Input:
--*--

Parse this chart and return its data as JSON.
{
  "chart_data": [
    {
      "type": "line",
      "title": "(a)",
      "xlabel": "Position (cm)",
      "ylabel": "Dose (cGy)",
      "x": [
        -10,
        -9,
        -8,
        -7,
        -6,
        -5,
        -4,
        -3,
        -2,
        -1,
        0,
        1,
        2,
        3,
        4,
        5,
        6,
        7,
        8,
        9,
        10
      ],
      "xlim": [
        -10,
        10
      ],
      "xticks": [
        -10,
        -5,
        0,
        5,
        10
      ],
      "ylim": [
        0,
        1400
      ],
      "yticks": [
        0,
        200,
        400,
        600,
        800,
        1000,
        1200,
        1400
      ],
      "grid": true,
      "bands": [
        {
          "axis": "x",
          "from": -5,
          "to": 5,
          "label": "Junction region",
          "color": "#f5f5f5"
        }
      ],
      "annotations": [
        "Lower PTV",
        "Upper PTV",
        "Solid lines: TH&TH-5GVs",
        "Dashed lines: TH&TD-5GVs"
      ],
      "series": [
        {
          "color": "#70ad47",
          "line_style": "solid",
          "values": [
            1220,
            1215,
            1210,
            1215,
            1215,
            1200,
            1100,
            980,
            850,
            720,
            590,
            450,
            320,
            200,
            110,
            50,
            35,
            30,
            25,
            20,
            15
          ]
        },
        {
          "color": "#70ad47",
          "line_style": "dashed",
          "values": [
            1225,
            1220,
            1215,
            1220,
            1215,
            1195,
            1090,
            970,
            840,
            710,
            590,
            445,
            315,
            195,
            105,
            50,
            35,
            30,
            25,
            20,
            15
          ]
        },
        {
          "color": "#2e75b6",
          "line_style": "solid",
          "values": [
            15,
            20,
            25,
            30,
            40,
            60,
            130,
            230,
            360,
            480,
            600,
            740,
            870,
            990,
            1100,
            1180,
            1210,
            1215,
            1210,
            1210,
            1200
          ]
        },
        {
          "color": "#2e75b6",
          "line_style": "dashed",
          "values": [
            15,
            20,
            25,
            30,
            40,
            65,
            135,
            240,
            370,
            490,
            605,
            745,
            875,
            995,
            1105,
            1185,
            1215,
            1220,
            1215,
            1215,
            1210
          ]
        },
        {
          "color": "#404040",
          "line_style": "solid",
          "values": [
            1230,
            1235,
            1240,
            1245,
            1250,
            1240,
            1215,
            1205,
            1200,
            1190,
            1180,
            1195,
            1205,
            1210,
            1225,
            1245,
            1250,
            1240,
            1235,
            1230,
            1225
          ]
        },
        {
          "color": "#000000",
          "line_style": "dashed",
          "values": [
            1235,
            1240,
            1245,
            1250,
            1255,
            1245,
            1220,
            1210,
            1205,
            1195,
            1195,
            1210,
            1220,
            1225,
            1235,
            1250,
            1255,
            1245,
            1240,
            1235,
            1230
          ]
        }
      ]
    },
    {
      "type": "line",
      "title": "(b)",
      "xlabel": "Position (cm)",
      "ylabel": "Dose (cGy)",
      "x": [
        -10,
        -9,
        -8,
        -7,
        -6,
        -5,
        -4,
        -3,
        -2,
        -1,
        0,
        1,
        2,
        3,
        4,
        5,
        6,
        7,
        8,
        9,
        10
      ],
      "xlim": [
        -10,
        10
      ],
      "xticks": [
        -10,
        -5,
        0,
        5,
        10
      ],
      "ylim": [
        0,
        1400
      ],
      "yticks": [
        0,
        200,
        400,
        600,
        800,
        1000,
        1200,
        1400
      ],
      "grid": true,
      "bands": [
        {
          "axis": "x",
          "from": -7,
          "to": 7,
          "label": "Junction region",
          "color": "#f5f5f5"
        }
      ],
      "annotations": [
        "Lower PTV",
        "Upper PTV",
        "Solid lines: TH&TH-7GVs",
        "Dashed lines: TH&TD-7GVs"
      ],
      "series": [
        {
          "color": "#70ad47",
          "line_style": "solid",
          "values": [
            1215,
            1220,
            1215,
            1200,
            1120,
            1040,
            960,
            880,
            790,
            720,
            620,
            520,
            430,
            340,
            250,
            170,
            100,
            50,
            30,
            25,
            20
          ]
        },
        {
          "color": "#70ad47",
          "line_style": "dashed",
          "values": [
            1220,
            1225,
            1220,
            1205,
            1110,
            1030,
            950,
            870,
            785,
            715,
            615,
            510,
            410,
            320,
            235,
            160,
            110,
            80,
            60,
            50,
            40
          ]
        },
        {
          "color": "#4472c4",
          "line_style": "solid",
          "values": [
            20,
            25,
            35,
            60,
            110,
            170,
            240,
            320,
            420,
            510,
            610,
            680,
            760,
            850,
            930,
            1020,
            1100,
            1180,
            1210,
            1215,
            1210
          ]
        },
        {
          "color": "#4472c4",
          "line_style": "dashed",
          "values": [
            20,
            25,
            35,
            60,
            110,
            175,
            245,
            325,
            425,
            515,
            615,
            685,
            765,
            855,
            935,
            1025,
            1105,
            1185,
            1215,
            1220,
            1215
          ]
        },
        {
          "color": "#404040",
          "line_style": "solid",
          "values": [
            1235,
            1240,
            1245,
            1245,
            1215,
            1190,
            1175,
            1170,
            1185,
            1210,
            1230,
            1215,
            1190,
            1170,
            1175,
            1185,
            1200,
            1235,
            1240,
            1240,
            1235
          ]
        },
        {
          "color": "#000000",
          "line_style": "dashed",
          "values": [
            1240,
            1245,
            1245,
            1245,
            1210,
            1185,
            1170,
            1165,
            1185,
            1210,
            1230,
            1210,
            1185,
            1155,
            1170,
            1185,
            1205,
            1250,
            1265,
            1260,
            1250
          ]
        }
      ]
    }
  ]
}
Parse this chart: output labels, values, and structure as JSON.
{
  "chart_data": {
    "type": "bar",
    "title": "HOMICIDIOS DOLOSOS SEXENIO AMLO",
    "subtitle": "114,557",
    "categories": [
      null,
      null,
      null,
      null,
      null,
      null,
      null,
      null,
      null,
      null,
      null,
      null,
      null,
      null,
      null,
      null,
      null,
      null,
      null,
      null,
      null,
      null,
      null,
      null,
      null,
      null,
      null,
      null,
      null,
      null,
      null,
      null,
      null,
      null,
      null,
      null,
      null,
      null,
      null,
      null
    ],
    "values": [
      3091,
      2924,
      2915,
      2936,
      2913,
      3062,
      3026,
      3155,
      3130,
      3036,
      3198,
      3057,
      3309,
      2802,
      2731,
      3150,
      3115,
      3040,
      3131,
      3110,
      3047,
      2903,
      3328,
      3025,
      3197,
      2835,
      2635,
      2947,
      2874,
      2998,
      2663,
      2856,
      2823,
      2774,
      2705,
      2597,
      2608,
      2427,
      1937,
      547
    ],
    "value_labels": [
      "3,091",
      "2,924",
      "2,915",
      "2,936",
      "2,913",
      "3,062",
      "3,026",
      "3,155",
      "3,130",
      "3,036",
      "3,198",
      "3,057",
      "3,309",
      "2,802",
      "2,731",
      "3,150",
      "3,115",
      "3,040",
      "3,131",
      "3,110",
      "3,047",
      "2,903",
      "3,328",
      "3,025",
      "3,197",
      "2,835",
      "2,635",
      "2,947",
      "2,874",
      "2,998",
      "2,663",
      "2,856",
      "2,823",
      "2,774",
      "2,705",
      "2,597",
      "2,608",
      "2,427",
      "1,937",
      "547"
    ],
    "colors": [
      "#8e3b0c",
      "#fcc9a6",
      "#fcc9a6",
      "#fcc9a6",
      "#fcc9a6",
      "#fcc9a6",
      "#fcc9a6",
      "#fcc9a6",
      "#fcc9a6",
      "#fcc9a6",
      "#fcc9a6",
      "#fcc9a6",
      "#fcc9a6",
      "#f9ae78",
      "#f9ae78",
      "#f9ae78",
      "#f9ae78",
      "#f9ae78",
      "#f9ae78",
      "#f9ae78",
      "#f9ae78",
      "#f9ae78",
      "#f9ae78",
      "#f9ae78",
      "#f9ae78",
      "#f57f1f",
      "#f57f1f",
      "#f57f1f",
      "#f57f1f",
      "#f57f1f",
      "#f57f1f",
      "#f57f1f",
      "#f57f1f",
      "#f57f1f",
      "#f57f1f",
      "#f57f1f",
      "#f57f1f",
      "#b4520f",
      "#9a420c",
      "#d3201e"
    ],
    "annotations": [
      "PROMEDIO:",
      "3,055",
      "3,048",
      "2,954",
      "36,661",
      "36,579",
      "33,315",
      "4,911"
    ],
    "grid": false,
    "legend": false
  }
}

--*--

Your goal:
Find the word "Parse" in the data and copy out each line where it turns up.

Correct result:
Parse this chart and return its data as JSON.
Parse this chart: output labels, values, and structure as JSON.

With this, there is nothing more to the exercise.